TASK PROMPT:
Go through the data below. List every line that holds the word "text".

[Saved data entries]
▼▼▼
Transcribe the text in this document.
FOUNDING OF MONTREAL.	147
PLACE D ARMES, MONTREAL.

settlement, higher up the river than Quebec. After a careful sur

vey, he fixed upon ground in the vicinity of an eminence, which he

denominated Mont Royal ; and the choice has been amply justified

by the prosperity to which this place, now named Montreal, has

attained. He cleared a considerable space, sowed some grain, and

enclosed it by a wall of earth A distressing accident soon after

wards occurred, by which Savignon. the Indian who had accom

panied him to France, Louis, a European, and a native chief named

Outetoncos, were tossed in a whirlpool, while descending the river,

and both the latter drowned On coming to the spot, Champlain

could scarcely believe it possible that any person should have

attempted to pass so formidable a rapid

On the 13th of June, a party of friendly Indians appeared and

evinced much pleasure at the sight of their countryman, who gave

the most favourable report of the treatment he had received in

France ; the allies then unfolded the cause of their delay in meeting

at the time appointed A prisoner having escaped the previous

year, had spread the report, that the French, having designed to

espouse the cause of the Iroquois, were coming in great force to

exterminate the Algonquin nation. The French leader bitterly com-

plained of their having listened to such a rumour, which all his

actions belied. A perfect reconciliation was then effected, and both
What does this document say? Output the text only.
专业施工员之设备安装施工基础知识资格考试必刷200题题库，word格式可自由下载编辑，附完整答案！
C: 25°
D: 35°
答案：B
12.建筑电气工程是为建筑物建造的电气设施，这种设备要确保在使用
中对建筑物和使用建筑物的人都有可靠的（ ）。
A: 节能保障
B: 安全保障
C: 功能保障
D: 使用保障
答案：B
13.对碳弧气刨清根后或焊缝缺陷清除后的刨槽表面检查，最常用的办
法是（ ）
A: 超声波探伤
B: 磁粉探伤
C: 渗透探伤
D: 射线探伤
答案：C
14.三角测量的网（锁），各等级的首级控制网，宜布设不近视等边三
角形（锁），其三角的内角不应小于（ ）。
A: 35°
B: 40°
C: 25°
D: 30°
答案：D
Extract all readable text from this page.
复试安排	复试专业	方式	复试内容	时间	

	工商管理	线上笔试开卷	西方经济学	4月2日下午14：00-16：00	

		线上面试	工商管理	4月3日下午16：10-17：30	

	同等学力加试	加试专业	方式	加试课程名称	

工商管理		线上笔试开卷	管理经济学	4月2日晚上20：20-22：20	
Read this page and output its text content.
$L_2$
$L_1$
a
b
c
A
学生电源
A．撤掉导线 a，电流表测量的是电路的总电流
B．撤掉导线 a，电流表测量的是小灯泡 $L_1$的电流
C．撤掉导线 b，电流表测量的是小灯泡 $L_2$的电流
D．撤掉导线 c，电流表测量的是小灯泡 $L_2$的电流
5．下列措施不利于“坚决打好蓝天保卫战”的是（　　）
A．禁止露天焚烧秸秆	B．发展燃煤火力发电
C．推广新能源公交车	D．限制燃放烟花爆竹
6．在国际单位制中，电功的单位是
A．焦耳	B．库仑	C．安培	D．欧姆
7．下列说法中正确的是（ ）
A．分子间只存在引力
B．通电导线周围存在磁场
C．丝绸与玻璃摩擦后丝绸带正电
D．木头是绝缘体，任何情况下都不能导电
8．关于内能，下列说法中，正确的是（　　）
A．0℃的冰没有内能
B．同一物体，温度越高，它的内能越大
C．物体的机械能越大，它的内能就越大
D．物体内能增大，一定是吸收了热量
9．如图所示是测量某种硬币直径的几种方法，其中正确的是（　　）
▲▲▲
FULL OUTPUT:
Transcribe the text in this document.
What does this document say? Output the text only.
Extract all readable text from this page.
Read this page and output its text content.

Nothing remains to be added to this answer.